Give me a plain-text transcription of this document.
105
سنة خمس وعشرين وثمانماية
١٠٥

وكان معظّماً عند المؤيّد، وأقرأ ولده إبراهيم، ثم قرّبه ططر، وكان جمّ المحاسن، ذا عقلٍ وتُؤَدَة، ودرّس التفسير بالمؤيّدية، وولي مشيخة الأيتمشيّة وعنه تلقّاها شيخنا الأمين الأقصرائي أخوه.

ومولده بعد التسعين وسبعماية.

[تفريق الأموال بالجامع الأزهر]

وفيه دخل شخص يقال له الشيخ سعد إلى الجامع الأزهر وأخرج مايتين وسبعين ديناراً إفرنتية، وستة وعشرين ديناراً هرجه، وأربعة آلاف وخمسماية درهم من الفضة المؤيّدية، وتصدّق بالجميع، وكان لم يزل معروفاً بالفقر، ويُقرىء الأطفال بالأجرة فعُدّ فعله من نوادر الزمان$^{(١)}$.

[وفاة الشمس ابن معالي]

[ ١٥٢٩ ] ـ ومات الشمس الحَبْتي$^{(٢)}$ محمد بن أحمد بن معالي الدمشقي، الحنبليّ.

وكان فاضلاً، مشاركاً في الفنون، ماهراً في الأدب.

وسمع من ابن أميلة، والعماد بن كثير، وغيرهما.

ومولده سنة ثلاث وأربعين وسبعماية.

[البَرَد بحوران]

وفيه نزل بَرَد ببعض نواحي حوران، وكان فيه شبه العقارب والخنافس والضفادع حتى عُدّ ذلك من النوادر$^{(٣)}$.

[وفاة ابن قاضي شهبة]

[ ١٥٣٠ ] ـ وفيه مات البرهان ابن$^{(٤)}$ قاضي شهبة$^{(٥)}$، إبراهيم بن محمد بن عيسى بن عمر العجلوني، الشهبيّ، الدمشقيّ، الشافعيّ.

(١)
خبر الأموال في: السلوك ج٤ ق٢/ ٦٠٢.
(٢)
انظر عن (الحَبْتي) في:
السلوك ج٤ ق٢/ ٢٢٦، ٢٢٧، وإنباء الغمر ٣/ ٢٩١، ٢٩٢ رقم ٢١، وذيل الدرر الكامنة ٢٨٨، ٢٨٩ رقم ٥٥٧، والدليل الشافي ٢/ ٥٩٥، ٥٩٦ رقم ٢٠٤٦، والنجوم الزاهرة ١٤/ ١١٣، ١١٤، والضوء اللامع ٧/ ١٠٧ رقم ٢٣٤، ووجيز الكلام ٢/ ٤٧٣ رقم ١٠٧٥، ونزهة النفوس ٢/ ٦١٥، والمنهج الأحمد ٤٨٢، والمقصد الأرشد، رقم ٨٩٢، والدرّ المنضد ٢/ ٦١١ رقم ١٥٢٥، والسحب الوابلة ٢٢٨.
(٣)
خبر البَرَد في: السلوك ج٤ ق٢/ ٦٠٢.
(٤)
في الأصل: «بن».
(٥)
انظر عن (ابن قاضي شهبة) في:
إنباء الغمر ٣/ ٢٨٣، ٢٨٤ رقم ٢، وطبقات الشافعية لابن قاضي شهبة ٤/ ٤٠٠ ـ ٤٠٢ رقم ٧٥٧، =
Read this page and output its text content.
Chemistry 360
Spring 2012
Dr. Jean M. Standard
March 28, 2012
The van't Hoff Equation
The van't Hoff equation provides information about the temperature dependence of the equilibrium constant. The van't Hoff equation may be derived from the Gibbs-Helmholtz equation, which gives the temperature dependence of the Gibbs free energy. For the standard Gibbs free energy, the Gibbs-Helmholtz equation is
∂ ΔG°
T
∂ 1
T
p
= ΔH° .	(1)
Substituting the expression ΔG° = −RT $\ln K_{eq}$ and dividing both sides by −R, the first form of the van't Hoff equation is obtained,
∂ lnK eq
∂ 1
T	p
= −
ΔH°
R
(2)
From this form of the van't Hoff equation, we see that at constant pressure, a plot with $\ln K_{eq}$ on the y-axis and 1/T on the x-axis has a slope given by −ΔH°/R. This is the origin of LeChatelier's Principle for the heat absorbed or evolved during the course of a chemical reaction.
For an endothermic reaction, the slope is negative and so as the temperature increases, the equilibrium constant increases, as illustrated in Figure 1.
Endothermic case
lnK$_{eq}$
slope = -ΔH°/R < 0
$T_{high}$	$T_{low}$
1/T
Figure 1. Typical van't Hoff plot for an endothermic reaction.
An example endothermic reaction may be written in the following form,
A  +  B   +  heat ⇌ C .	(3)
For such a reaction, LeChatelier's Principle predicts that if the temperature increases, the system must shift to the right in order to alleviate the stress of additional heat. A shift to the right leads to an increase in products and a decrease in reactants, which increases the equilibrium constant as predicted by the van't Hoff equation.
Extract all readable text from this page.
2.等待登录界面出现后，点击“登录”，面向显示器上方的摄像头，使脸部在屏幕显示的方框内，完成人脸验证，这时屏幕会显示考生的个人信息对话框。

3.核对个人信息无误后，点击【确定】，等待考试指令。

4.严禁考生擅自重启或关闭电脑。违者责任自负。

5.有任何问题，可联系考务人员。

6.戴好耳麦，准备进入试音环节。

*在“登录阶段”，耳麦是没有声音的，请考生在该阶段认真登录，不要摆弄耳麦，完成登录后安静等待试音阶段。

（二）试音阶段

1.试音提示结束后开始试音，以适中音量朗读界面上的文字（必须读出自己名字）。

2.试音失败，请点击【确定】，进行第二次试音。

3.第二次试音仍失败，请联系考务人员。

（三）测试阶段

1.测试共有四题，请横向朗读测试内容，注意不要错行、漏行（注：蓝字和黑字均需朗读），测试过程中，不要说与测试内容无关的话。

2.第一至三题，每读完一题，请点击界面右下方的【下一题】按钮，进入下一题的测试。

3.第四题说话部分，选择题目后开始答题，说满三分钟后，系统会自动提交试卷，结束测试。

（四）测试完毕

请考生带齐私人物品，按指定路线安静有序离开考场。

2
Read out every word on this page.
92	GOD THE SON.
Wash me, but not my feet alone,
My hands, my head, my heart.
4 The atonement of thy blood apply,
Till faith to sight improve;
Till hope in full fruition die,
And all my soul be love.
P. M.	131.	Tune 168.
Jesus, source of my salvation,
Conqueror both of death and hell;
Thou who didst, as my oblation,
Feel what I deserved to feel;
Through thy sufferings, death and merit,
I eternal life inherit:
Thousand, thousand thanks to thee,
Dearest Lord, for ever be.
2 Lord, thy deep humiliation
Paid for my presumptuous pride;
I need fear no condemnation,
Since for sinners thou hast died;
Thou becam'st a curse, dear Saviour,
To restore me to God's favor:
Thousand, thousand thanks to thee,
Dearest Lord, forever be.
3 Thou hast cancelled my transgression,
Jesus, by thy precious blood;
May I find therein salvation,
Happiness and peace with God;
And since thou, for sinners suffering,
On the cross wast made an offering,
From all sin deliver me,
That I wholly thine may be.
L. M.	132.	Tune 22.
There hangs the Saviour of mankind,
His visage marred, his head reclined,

===

_DIRECTION:_ Copy each line of the data above that holds "Till".

_COMPLETE OUTPUT:_
Till faith to sight improve;
Till hope in full fruition die,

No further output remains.